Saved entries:
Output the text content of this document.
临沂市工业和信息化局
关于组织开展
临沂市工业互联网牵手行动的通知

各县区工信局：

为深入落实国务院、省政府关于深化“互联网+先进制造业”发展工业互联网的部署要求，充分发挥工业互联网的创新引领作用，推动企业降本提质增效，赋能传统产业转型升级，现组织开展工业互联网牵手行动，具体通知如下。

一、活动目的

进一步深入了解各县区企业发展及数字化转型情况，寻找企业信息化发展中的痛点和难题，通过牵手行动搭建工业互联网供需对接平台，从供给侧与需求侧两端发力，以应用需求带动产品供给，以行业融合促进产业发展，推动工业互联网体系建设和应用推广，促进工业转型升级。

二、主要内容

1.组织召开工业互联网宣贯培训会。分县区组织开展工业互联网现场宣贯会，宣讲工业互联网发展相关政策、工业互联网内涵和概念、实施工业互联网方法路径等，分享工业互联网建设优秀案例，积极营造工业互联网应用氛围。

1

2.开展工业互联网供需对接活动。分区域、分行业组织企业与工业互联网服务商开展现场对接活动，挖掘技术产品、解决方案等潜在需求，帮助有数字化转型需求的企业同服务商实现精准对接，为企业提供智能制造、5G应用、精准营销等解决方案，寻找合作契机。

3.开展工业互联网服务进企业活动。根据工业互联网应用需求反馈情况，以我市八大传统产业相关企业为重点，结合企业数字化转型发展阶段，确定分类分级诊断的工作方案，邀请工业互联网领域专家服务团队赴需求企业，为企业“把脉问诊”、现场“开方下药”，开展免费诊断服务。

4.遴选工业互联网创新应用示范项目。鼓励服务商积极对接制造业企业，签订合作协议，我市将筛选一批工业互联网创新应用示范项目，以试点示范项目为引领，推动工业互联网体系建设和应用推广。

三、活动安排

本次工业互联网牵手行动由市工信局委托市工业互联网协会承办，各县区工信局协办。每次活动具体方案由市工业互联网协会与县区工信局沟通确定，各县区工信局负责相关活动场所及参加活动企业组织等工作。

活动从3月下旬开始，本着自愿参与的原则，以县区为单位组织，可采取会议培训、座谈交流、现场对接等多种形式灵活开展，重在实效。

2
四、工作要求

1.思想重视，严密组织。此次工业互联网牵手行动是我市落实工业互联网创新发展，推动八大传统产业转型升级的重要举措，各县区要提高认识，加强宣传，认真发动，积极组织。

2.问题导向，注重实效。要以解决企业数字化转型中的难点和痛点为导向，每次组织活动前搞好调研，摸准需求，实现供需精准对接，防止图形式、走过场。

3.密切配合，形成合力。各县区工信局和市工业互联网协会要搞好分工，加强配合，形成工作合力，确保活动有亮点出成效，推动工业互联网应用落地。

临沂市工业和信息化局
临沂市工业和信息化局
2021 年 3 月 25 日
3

Given exercise: In the records, locate each line holding the string "推动工业互联网体系建设和应用推广" and copy it.

Answer below:
进一步深入了解各县区企业发展及数字化转型情况，寻找企业信息化发展中的痛点和难题，通过牵手行动搭建工业互联网供需对接平台，从供给侧与需求侧两端发力，以应用需求带动产品供给，以行业融合促进产业发展，推动工业互联网体系建设和应用推广，促进工业转型升级。
4.遴选工业互联网创新应用示范项目。鼓励服务商积极对接制造业企业，签订合作协议，我市将筛选一批工业互联网创新应用示范项目，以试点示范项目为引领，推动工业互联网体系建设和应用推广。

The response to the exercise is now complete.